Given task: Every entry below should be printed exactly, without its images.

-.-.-

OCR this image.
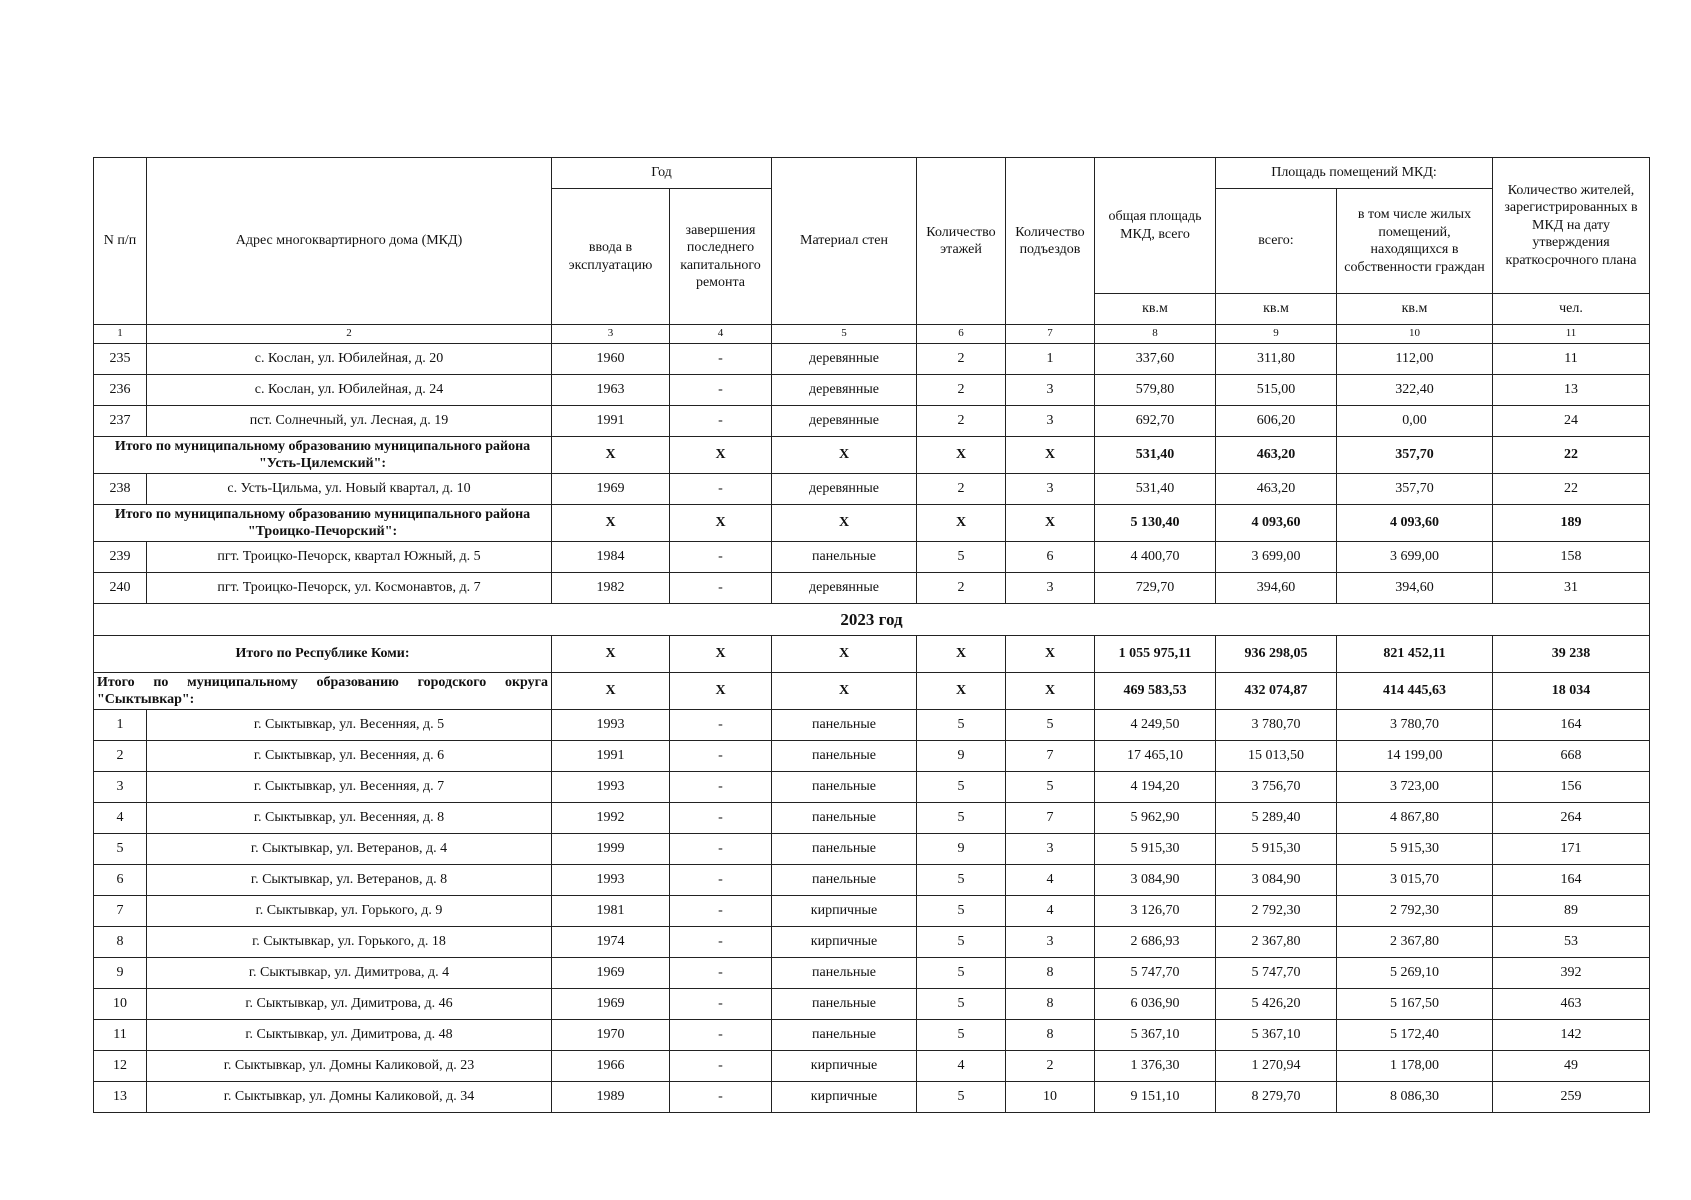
N п/п	Адрес многоквартирного дома (МКД)	Год		Материал стен	Количество этажей	Количество подъездов	общая площадь МКД, всего	Площадь помещений МКД:		Количество жителей, зарегистрированных в МКД на дату утверждения краткосрочного плана
		ввода в эксплуатацию	завершения последнего капитального ремонта					всего:	в том числе жилых помещений, находящихся в собственности граждан	
							кв.м	кв.м	кв.м	чел.
1	2	3	4	5	6	7	8	9	10	11
235	с. Кослан, ул. Юбилейная, д. 20	1960	-	деревянные	2	1	337,60	311,80	112,00	11
236	с. Кослан, ул. Юбилейная, д. 24	1963	-	деревянные	2	3	579,80	515,00	322,40	13
237	пст. Солнечный, ул. Лесная, д. 19	1991	-	деревянные	2	3	692,70	606,20	0,00	24
Итого по муниципальному образованию муниципального района "Усть-Цилемский":		X	X	X	X	X	531,40	463,20	357,70	22
238	с. Усть-Цильма, ул. Новый квартал, д. 10	1969	-	деревянные	2	3	531,40	463,20	357,70	22
Итого по муниципальному образованию муниципального района "Троицко-Печорский":		X	X	X	X	X	5 130,40	4 093,60	4 093,60	189
239	пгт. Троицко-Печорск, квартал Южный, д. 5	1984	-	панельные	5	6	4 400,70	3 699,00	3 699,00	158
240	пгт. Троицко-Печорск, ул. Космонавтов, д. 7	1982	-	деревянные	2	3	729,70	394,60	394,60	31
2023 год										
Итого по Республике Коми:		X	X	X	X	X	1 055 975,11	936 298,05	821 452,11	39 238
Итого по муниципальному образованию городского округа "Сыктывкар":		X	X	X	X	X	469 583,53	432 074,87	414 445,63	18 034
1	г. Сыктывкар, ул. Весенняя, д. 5	1993	-	панельные	5	5	4 249,50	3 780,70	3 780,70	164
2	г. Сыктывкар, ул. Весенняя, д. 6	1991	-	панельные	9	7	17 465,10	15 013,50	14 199,00	668
3	г. Сыктывкар, ул. Весенняя, д. 7	1993	-	панельные	5	5	4 194,20	3 756,70	3 723,00	156
4	г. Сыктывкар, ул. Весенняя, д. 8	1992	-	панельные	5	7	5 962,90	5 289,40	4 867,80	264
5	г. Сыктывкар, ул. Ветеранов, д. 4	1999	-	панельные	9	3	5 915,30	5 915,30	5 915,30	171
6	г. Сыктывкар, ул. Ветеранов, д. 8	1993	-	панельные	5	4	3 084,90	3 084,90	3 015,70	164
7	г. Сыктывкар, ул. Горького, д. 9	1981	-	кирпичные	5	4	3 126,70	2 792,30	2 792,30	89
8	г. Сыктывкар, ул. Горького, д. 18	1974	-	кирпичные	5	3	2 686,93	2 367,80	2 367,80	53
9	г. Сыктывкар, ул. Димитрова, д. 4	1969	-	панельные	5	8	5 747,70	5 747,70	5 269,10	392
10	г. Сыктывкар, ул. Димитрова, д. 46	1969	-	панельные	5	8	6 036,90	5 426,20	5 167,50	463
11	г. Сыктывкар, ул. Димитрова, д. 48	1970	-	панельные	5	8	5 367,10	5 367,10	5 172,40	142
12	г. Сыктывкар, ул. Домны Каликовой, д. 23	1966	-	кирпичные	4	2	1 376,30	1 270,94	1 178,00	49
13	г. Сыктывкар, ул. Домны Каликовой, д. 34	1989	-	кирпичные	5	10	9 151,10	8 279,70	8 086,30	259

-.-.-

Answer in full:
OCR this image.
N п/п	Адрес многоквартирного дома (МКД)	Год		Материал стен	Количество этажей	Количество подъездов	общая площадь МКД, всего	Площадь помещений МКД:		Количество жителей, зарегистрированных в МКД на дату утверждения краткосрочного плана
		ввода в эксплуатацию	завершения последнего капитального ремонта					всего:	в том числе жилых помещений, находящихся в собственности граждан	
							кв.м	кв.м	кв.м	чел.
1	2	3	4	5	6	7	8	9	10	11
235	с. Кослан, ул. Юбилейная, д. 20	1960	-	деревянные	2	1	337,60	311,80	112,00	11
236	с. Кослан, ул. Юбилейная, д. 24	1963	-	деревянные	2	3	579,80	515,00	322,40	13
237	пст. Солнечный, ул. Лесная, д. 19	1991	-	деревянные	2	3	692,70	606,20	0,00	24
Итого по муниципальному образованию муниципального района "Усть-Цилемский":		X	X	X	X	X	531,40	463,20	357,70	22
238	с. Усть-Цильма, ул. Новый квартал, д. 10	1969	-	деревянные	2	3	531,40	463,20	357,70	22
Итого по муниципальному образованию муниципального района "Троицко-Печорский":		X	X	X	X	X	5 130,40	4 093,60	4 093,60	189
239	пгт. Троицко-Печорск, квартал Южный, д. 5	1984	-	панельные	5	6	4 400,70	3 699,00	3 699,00	158
240	пгт. Троицко-Печорск, ул. Космонавтов, д. 7	1982	-	деревянные	2	3	729,70	394,60	394,60	31
2023 год										
Итого по Республике Коми:		X	X	X	X	X	1 055 975,11	936 298,05	821 452,11	39 238
Итого по муниципальному образованию городского округа "Сыктывкар":		X	X	X	X	X	469 583,53	432 074,87	414 445,63	18 034
1	г. Сыктывкар, ул. Весенняя, д. 5	1993	-	панельные	5	5	4 249,50	3 780,70	3 780,70	164
2	г. Сыктывкар, ул. Весенняя, д. 6	1991	-	панельные	9	7	17 465,10	15 013,50	14 199,00	668
3	г. Сыктывкар, ул. Весенняя, д. 7	1993	-	панельные	5	5	4 194,20	3 756,70	3 723,00	156
4	г. Сыктывкар, ул. Весенняя, д. 8	1992	-	панельные	5	7	5 962,90	5 289,40	4 867,80	264
5	г. Сыктывкар, ул. Ветеранов, д. 4	1999	-	панельные	9	3	5 915,30	5 915,30	5 915,30	171
6	г. Сыктывкар, ул. Ветеранов, д. 8	1993	-	панельные	5	4	3 084,90	3 084,90	3 015,70	164
7	г. Сыктывкар, ул. Горького, д. 9	1981	-	кирпичные	5	4	3 126,70	2 792,30	2 792,30	89
8	г. Сыктывкар, ул. Горького, д. 18	1974	-	кирпичные	5	3	2 686,93	2 367,80	2 367,80	53
9	г. Сыктывкар, ул. Димитрова, д. 4	1969	-	панельные	5	8	5 747,70	5 747,70	5 269,10	392
10	г. Сыктывкар, ул. Димитрова, д. 46	1969	-	панельные	5	8	6 036,90	5 426,20	5 167,50	463
11	г. Сыктывкар, ул. Димитрова, д. 48	1970	-	панельные	5	8	5 367,10	5 367,10	5 172,40	142
12	г. Сыктывкар, ул. Домны Каликовой, д. 23	1966	-	кирпичные	4	2	1 376,30	1 270,94	1 178,00	49
13	г. Сыктывкар, ул. Домны Каликовой, д. 34	1989	-	кирпичные	5	10	9 151,10	8 279,70	8 086,30	259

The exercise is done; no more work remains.